[PROMPT] Please copy everything from the start of the data down through the line containing "bar-74 (689, 475, 695, 500)", keeping both ends.

[Layout element entries]
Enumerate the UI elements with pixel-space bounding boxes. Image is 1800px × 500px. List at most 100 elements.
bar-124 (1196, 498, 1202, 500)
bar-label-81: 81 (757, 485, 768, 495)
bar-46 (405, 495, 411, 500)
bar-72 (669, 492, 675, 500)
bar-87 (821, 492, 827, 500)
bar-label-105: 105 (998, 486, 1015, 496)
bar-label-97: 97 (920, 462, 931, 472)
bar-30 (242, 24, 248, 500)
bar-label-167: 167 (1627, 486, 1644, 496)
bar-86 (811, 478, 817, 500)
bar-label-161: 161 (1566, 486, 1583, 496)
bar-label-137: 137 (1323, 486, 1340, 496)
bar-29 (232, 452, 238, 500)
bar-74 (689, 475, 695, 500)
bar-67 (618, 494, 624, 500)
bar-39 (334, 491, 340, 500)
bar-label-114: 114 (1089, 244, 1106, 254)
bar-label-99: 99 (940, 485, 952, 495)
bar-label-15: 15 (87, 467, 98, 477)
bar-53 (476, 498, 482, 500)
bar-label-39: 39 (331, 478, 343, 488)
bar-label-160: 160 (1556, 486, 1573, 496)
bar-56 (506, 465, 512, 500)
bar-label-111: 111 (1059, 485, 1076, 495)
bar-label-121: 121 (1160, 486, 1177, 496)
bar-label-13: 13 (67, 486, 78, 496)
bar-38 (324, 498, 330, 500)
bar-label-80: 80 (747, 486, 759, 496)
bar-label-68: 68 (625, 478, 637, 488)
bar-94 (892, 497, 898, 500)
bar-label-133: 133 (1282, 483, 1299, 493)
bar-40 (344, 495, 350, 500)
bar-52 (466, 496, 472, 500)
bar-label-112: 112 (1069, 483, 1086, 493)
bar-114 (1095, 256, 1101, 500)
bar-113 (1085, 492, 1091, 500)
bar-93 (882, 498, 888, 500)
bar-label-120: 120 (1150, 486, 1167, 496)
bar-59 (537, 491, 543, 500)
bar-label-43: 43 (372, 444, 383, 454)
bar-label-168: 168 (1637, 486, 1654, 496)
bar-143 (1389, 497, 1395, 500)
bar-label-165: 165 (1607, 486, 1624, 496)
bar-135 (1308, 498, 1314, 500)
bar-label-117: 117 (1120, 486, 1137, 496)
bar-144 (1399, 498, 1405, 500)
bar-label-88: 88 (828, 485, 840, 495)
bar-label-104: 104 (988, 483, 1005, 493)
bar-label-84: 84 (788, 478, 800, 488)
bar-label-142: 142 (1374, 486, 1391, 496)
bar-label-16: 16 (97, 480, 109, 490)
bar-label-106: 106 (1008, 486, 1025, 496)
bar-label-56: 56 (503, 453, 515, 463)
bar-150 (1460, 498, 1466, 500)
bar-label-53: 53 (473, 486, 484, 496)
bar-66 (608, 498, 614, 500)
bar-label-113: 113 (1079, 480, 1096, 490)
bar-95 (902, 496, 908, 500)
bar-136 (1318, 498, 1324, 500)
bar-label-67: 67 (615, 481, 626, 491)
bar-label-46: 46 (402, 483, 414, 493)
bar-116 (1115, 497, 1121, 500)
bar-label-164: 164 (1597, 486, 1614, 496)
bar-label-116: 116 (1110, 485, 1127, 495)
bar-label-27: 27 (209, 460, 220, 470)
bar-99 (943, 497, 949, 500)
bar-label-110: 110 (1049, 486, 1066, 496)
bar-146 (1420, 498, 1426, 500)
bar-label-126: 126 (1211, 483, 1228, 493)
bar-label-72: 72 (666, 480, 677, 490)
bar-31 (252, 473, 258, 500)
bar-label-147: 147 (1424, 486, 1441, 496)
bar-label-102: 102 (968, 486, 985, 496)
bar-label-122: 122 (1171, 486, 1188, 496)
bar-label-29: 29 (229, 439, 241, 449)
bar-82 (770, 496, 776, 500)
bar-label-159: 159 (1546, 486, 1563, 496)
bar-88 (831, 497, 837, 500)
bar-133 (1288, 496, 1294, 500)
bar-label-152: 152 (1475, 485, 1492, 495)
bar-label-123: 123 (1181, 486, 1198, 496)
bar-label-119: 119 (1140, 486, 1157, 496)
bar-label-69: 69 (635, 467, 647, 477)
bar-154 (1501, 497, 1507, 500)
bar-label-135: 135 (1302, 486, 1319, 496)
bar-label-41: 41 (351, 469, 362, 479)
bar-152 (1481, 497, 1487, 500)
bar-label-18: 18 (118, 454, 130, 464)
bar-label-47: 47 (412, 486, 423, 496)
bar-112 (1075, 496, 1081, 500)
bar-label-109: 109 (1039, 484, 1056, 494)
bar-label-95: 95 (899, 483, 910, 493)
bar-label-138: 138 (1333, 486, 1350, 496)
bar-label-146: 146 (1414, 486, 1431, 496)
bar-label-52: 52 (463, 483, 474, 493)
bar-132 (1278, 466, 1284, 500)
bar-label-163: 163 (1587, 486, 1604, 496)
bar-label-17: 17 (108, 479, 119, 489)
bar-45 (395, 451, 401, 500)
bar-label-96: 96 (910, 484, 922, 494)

[PROBLEM SOLUTION]
Enumerate the UI elements with pixel-space bounding boxes. Image is 1800px × 500px. List at most 100 elements.
bar-124 (1196, 498, 1202, 500)
bar-label-81: 81 (757, 485, 768, 495)
bar-46 (405, 495, 411, 500)
bar-72 (669, 492, 675, 500)
bar-87 (821, 492, 827, 500)
bar-label-105: 105 (998, 486, 1015, 496)
bar-label-97: 97 (920, 462, 931, 472)
bar-30 (242, 24, 248, 500)
bar-label-167: 167 (1627, 486, 1644, 496)
bar-86 (811, 478, 817, 500)
bar-label-161: 161 (1566, 486, 1583, 496)
bar-label-137: 137 (1323, 486, 1340, 496)
bar-29 (232, 452, 238, 500)
bar-74 (689, 475, 695, 500)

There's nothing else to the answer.